--- start The data ---

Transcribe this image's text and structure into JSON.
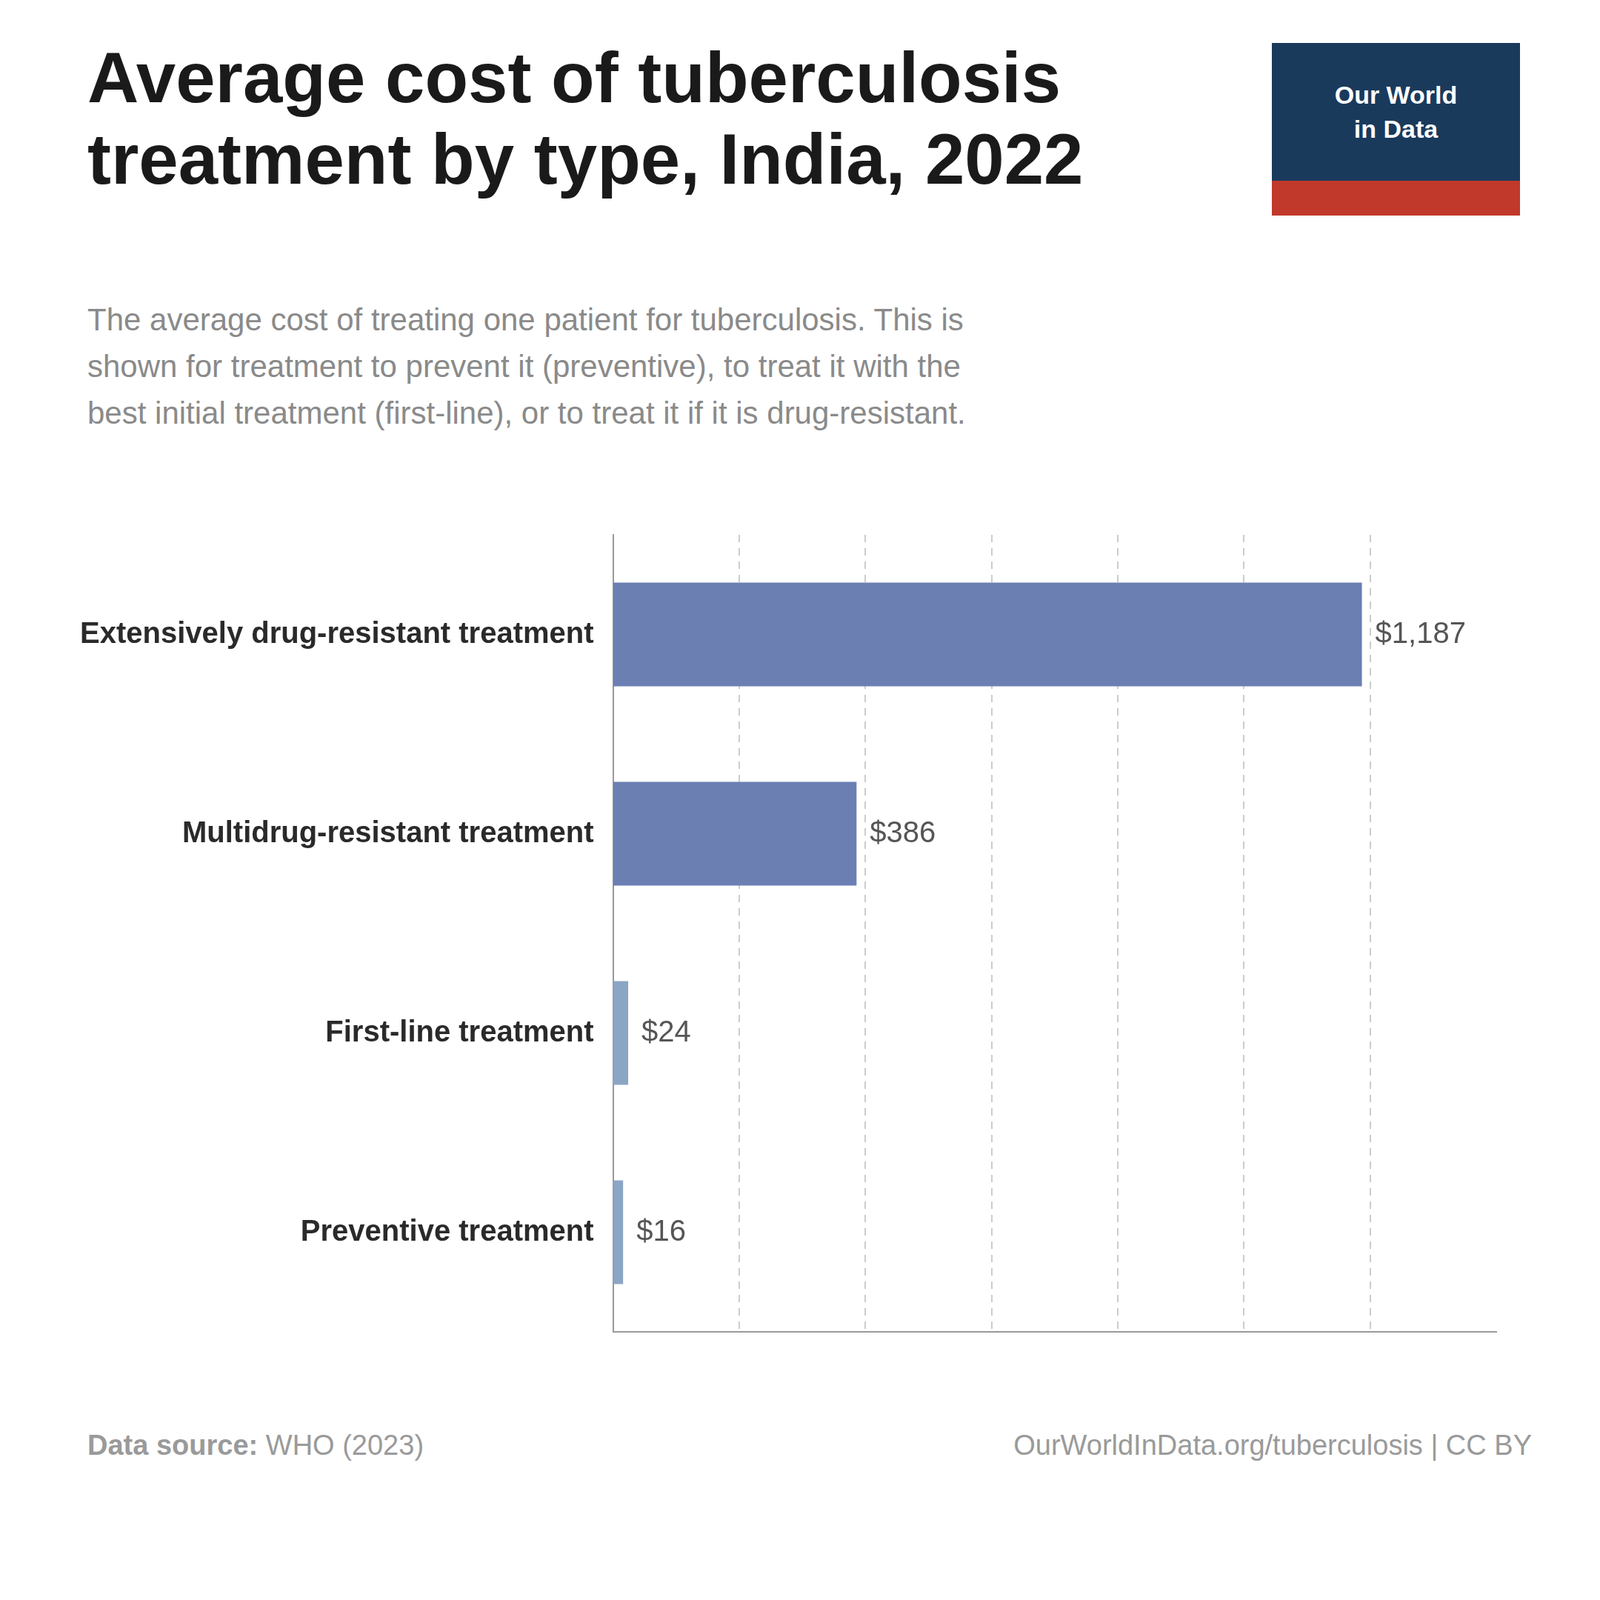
{
  "chart_data": {
    "type": "bar",
    "orientation": "horizontal",
    "title": "Average cost of tuberculosis\ntreatment by type, India, 2022",
    "subtitle": "The average cost of treating one patient for tuberculosis. This is\nshown for treatment to prevent it (preventive), to treat it with the\nbest initial treatment (first-line), or to treat it if it is drug-resistant.",
    "categories": [
      "Preventive treatment",
      "First-line treatment",
      "Multidrug-resistant treatment",
      "Extensively drug-resistant treatment"
    ],
    "values": [
      16,
      24,
      386,
      1187
    ],
    "value_labels": [
      "$16",
      "$24",
      "$386",
      "$1,187"
    ],
    "data_labels": true,
    "colors": [
      "#8ba5c4",
      "#8ba5c4",
      "#6b7fb3",
      "#6b7fb3"
    ],
    "xlim": [
      0,
      1400
    ],
    "xticks": [
      200,
      400,
      600,
      800,
      1000,
      1200
    ],
    "grid": true,
    "tick_labels": "y",
    "logo_text": [
      "Our World",
      "in Data"
    ],
    "source_label": "Data source:",
    "source": "WHO (2023)",
    "footer": "OurWorldInData.org/tuberculosis | CC BY"
  }
}
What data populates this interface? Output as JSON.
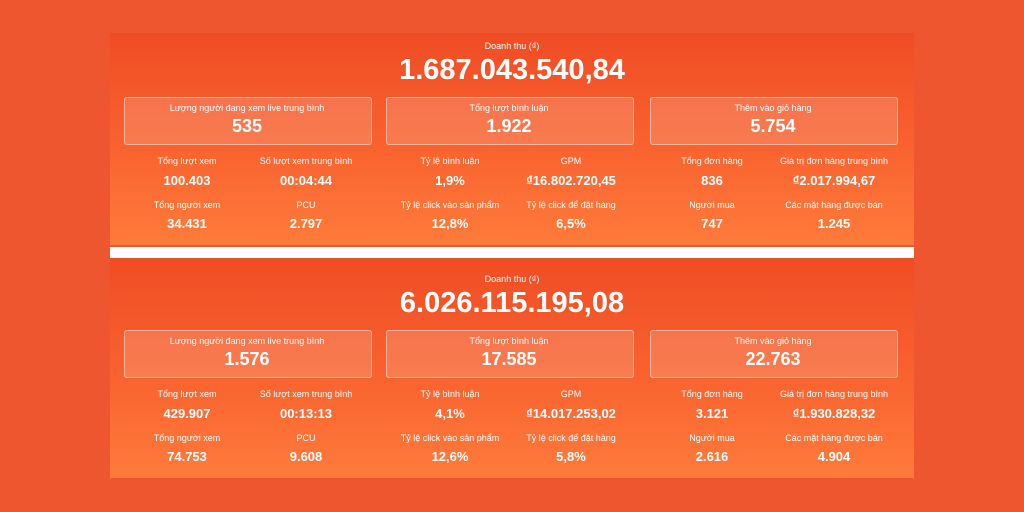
{
  "panels": [
    {
      "title": "Doanh thu (₫)",
      "total": "1.687.043.540,84",
      "groups": [
        {
          "label": "Lượng người đang xem live trung bình",
          "value": "535",
          "stats": [
            {
              "label": "Tổng lượt xem",
              "value": "100.403"
            },
            {
              "label": "Số lượt xem trung bình",
              "value": "00:04:44"
            },
            {
              "label": "Tổng người xem",
              "value": "34.431"
            },
            {
              "label": "PCU",
              "value": "2.797"
            }
          ]
        },
        {
          "label": "Tổng lượt bình luận",
          "value": "1.922",
          "stats": [
            {
              "label": "Tỷ lệ bình luận",
              "value": "1,9%"
            },
            {
              "label": "GPM",
              "value": "₫16.802.720,45"
            },
            {
              "label": "Tỷ lệ click vào sản phẩm",
              "value": "12,8%"
            },
            {
              "label": "Tỷ lệ click để đặt hàng",
              "value": "6,5%"
            }
          ]
        },
        {
          "label": "Thêm vào giỏ hàng",
          "value": "5.754",
          "stats": [
            {
              "label": "Tổng đơn hàng",
              "value": "836"
            },
            {
              "label": "Giá trị đơn hàng trung bình",
              "value": "₫2.017.994,67"
            },
            {
              "label": "Người mua",
              "value": "747"
            },
            {
              "label": "Các mặt hàng được bán",
              "value": "1.245"
            }
          ]
        }
      ]
    },
    {
      "title": "Doanh thu (₫)",
      "total": "6.026.115.195,08",
      "groups": [
        {
          "label": "Lượng người đang xem live trung bình",
          "value": "1.576",
          "stats": [
            {
              "label": "Tổng lượt xem",
              "value": "429.907"
            },
            {
              "label": "Số lượt xem trung bình",
              "value": "00:13:13"
            },
            {
              "label": "Tổng người xem",
              "value": "74.753"
            },
            {
              "label": "PCU",
              "value": "9.608"
            }
          ]
        },
        {
          "label": "Tổng lượt bình luận",
          "value": "17.585",
          "stats": [
            {
              "label": "Tỷ lệ bình luận",
              "value": "4,1%"
            },
            {
              "label": "GPM",
              "value": "₫14.017.253,02"
            },
            {
              "label": "Tỷ lệ click vào sản phẩm",
              "value": "12,6%"
            },
            {
              "label": "Tỷ lệ click để đặt hàng",
              "value": "5,8%"
            }
          ]
        },
        {
          "label": "Thêm vào giỏ hàng",
          "value": "22.763",
          "stats": [
            {
              "label": "Tổng đơn hàng",
              "value": "3.121"
            },
            {
              "label": "Giá trị đơn hàng trung bình",
              "value": "₫1.930.828,32"
            },
            {
              "label": "Người mua",
              "value": "2.616"
            },
            {
              "label": "Các mặt hàng được bán",
              "value": "4.904"
            }
          ]
        }
      ]
    }
  ]
}
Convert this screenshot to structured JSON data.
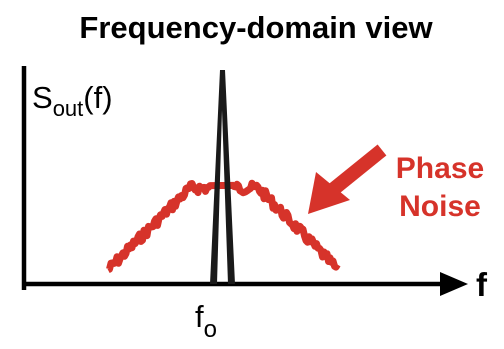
{
  "diagram": {
    "title": "Frequency-domain view",
    "y_axis_label": {
      "main": "S",
      "subscript": "out",
      "suffix": "(f)"
    },
    "x_axis_label": "f",
    "carrier_label": {
      "main": "f",
      "subscript": "o"
    },
    "annotation": {
      "line1": "Phase",
      "line2": "Noise"
    },
    "colors": {
      "axes": "#000000",
      "carrier": "#1a1a1a",
      "noise": "#d6332a",
      "annotation": "#d6332a",
      "text": "#000000"
    }
  }
}
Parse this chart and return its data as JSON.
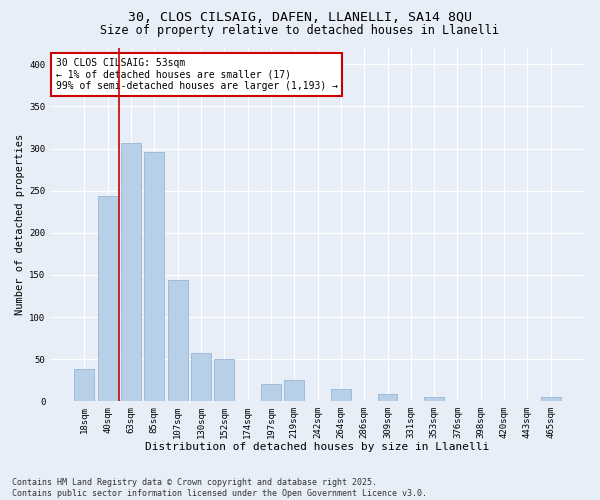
{
  "title_line1": "30, CLOS CILSAIG, DAFEN, LLANELLI, SA14 8QU",
  "title_line2": "Size of property relative to detached houses in Llanelli",
  "xlabel": "Distribution of detached houses by size in Llanelli",
  "ylabel": "Number of detached properties",
  "bar_labels": [
    "18sqm",
    "40sqm",
    "63sqm",
    "85sqm",
    "107sqm",
    "130sqm",
    "152sqm",
    "174sqm",
    "197sqm",
    "219sqm",
    "242sqm",
    "264sqm",
    "286sqm",
    "309sqm",
    "331sqm",
    "353sqm",
    "376sqm",
    "398sqm",
    "420sqm",
    "443sqm",
    "465sqm"
  ],
  "bar_values": [
    38,
    244,
    307,
    296,
    144,
    57,
    50,
    0,
    20,
    25,
    0,
    15,
    0,
    8,
    0,
    5,
    0,
    0,
    0,
    0,
    5
  ],
  "bar_color": "#b8cfe8",
  "bar_edge_color": "#8aafd4",
  "bg_color": "#e8eef7",
  "grid_color": "#ffffff",
  "annotation_box_text": "30 CLOS CILSAIG: 53sqm\n← 1% of detached houses are smaller (17)\n99% of semi-detached houses are larger (1,193) →",
  "vline_x": 1.5,
  "vline_color": "#cc0000",
  "ylim": [
    0,
    420
  ],
  "yticks": [
    0,
    50,
    100,
    150,
    200,
    250,
    300,
    350,
    400
  ],
  "footer_text": "Contains HM Land Registry data © Crown copyright and database right 2025.\nContains public sector information licensed under the Open Government Licence v3.0.",
  "title_fontsize": 9.5,
  "subtitle_fontsize": 8.5,
  "axis_label_fontsize": 7.5,
  "tick_fontsize": 6.5,
  "annotation_fontsize": 7,
  "footer_fontsize": 6
}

--- end The data ---

* _Written request_:
What is the number of lines in the records that contain the word "CLOS"? Answer with the number and nothing else.

* _Answer to the problem_:
2